== DIRECTIVE A ==
Check each statement against the commit message about checkpointing of VertexRDD/EdgeRDD. Answer yes or no for each, and quote the words from the commit message that decide it. (i) When checkpoint() is called on EdgeRDD/VertexRDD, the internal partitionRDD is what actually gets checkpointed. (ii) The fix changes public behavior. (iii) The patch was tested with new unit tests.
== DIRECTIVE B ==
Write what comes next in the commit message about fixing VertexRDD/EdgeRDD checkpointing, starting after its last line.

-- START SELECTED EXCERPT --

Repository: spark
Updated Branches:
  refs/heads/branch-2.0 00a48075a -> 48a8dc8b8


[SPARK-14804][SPARK][GRAPHX] Fix checkpointing of VertexRDD/EdgeRDD

## What changes were proposed in this pull request?

EdgeRDD/VertexRDD overrides checkpoint() and isCheckpointed() to forward these 
to the internal partitionRDD. So when checkpoint() is called on them, its the 
partitionRDD that actually gets checkpointed. However since isCheckpointed() 
also overridden to call partitionRDD.isCheckpointed, 
EdgeRDD/VertexRDD.isCheckpointed returns true even though this RDD is actually 
not checkpointed.

This would have been fine except the RDD's internal logic for computing the RDD 
depends on isCheckpointed(). So for VertexRDD/EdgeRDD, since isCheckpointed is 
true, when computing Spark tries to read checkpoint data of VertexRDD/EdgeRDD 
even though they are not actually checkpointed. Through a crazy sequence of 
call forwarding, it reads checkpoint data of partitionsRDD and tries to cast it 
to types in Vertex/EdgeRDD. This leads to ClassCastException.

The minimal fix that does not change any public behavior is to modify RDD 
internal to not use public override-able API for internal logic.
## How was this patch tested?

New unit tests.

Author: Tathagata Das <tathagata.das1...@gmail.com>

Closes #15396 from tdas/SPARK-14804.

(cherry picked from commit 47d5d0ddb06c7d2c86515d9556c41dc80081f560)

-- END SELECTED EXCERPT --
-- START DATASET RECORDS --

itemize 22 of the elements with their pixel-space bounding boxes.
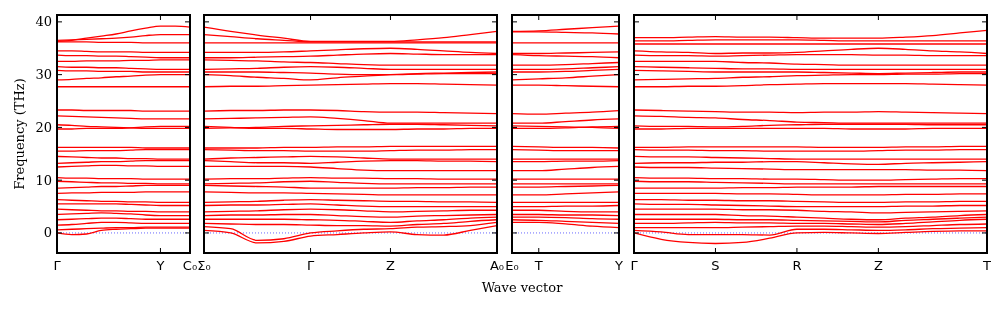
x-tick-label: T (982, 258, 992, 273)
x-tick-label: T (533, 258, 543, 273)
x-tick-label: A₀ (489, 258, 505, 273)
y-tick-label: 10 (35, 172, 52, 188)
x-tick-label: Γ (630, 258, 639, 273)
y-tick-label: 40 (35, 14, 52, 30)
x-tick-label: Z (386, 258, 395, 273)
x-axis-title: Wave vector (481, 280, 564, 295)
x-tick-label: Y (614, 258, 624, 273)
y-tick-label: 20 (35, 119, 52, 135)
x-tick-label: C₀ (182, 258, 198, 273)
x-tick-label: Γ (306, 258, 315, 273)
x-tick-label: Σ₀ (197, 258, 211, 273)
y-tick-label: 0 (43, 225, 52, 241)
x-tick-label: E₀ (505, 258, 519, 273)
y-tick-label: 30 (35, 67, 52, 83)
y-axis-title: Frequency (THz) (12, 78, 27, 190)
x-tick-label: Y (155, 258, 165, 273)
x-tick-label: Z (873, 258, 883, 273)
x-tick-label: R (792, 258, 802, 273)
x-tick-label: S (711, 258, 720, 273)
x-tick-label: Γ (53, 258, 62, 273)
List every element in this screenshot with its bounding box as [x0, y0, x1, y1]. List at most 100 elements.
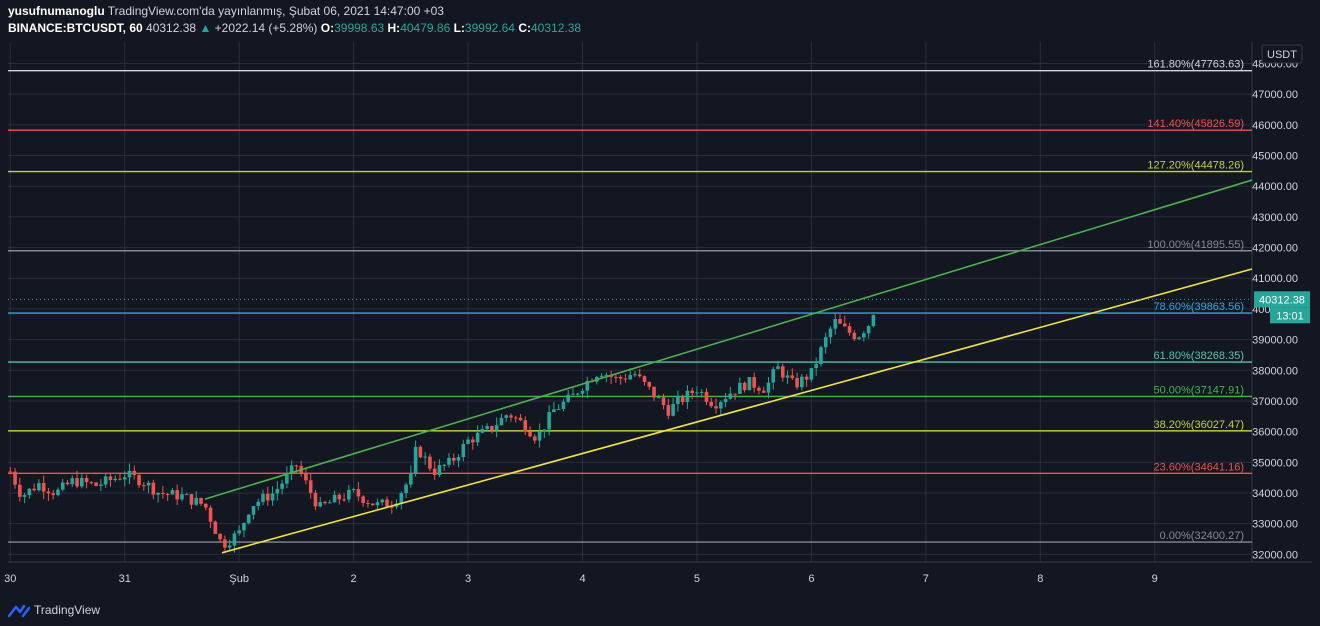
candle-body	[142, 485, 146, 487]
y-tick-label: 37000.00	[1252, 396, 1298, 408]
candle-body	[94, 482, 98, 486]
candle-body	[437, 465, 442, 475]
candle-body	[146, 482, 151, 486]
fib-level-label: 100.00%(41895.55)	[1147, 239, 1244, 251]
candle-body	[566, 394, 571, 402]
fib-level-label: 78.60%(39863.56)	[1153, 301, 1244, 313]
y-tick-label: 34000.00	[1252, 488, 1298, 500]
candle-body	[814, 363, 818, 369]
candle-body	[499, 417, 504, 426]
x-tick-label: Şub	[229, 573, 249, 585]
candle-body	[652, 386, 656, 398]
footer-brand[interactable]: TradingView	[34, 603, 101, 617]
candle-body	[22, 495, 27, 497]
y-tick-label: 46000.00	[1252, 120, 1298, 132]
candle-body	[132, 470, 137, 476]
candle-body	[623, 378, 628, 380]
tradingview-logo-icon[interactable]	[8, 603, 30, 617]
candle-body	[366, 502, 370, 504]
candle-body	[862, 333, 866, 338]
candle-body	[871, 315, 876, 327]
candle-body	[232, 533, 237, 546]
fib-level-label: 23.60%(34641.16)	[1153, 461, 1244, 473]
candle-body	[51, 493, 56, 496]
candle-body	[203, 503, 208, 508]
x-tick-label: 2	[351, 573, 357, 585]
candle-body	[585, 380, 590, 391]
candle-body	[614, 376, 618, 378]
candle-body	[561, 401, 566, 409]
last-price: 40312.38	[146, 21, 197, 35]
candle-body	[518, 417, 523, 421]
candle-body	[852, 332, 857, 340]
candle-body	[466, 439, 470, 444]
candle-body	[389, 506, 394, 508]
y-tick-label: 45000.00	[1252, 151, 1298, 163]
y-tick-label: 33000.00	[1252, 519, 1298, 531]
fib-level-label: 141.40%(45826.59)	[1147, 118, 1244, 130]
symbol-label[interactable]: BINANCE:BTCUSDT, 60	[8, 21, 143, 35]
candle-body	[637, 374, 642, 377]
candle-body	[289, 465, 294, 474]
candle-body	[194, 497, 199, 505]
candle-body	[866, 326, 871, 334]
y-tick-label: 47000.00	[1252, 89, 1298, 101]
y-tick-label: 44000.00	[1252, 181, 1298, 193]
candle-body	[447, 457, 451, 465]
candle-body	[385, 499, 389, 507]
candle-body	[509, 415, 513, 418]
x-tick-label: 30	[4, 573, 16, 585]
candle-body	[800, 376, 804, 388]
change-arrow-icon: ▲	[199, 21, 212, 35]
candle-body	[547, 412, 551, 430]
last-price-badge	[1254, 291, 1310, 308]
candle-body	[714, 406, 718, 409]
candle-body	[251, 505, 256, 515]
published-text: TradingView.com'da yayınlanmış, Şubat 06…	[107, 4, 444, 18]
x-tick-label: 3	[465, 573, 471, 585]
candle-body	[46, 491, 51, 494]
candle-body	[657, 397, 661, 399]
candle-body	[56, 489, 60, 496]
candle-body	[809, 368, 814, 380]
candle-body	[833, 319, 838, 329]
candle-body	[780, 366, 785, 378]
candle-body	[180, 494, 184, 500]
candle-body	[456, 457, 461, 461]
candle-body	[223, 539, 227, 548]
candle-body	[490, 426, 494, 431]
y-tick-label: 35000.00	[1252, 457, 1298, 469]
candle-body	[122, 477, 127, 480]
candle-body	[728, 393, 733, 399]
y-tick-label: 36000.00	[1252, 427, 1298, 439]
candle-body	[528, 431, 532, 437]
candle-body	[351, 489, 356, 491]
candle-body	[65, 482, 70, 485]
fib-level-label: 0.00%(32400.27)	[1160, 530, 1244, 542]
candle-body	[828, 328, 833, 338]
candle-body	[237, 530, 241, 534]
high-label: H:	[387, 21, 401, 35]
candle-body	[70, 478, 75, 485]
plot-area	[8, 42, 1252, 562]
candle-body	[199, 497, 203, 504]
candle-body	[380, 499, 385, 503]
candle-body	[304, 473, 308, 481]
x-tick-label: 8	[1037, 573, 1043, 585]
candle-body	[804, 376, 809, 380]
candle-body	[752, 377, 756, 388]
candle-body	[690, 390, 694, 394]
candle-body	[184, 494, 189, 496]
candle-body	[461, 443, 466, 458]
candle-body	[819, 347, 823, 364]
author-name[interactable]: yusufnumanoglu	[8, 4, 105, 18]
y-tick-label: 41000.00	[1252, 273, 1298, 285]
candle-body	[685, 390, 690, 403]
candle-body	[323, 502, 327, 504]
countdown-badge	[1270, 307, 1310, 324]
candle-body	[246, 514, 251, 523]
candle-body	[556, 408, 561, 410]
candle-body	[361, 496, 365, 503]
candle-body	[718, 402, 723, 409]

-- END DATASET RECORDS --

== TASK ANSWER A ==
(i) Yes: "So when checkpoint() is called on them, its the partitionRDD that actually gets checkpointed."
(ii) No: "The minimal fix that does not change any public behavior is to modify RDD internal to not use public override-able API for internal logic."
(iii) Yes: "New unit tests."

== TASK ANSWER B ==
Signed-off-by: Tathagata Das <tathagata.das1...@gmail.com>


Project: http://git-wip-us.apache.org/repos/asf/spark/repo
Commit: http://git-wip-us.apache.org/repos/asf/spark/commit/48a8dc8b
Tree: http://git-wip-us.apache.org/repos/asf/spark/tree/48a8dc8b
Diff: http://git-wip-us.apache.org/repos/asf/spark/diff/48a8dc8b

Branch: refs/heads/branch-2.0
Commit: 48a8dc8b856d90c369592ca5ea16618fe6edb2d5
Parents: 00a4807
Author: Tathagata Das <tathagata.das1...@gmail.com>
Authored: Wed Jan 25 17:17:34 2017 -0800
Committer: Tathagata Das <tathagata.das1...@gmail.com>
Committed: Wed Jan 25 17:18:02 2017 -0800

----------------------------------------------------------------------
 .../main/scala/org/apache/spark/rdd/RDD.scala   |  5 ++--
 .../org/apache/spark/graphx/EdgeRDDSuite.scala  | 27 ++++++++++++++++++++
 .../apache/spark/graphx/VertexRDDSuite.scala    | 26 +++++++++++++++++++
 3 files changed, 56 insertions(+), 2 deletions(-)
----------------------------------------------------------------------


http://git-wip-us.apache.org/repos/asf/spark/blob/48a8dc8b/core/src/main/scala/org/apache/spark/rdd/RDD.scala
----------------------------------------------------------------------
diff --git a/core/src/main/scala/org/apache/spark/rdd/RDD.scala 
b/core/src/main/scala/org/apache/spark/rdd/RDD.scala
index 7013396..cb0eac2 100644
--- a/core/src/main/scala/org/apache/spark/rdd/RDD.scala
+++ b/core/src/main/scala/org/apache/spark/rdd/RDD.scala
@@ -1581,14 +1581,15 @@ abstract class RDD[T: ClassTag](
   /**
    * Return whether this RDD is checkpointed and materialized, either reliably 
or locally.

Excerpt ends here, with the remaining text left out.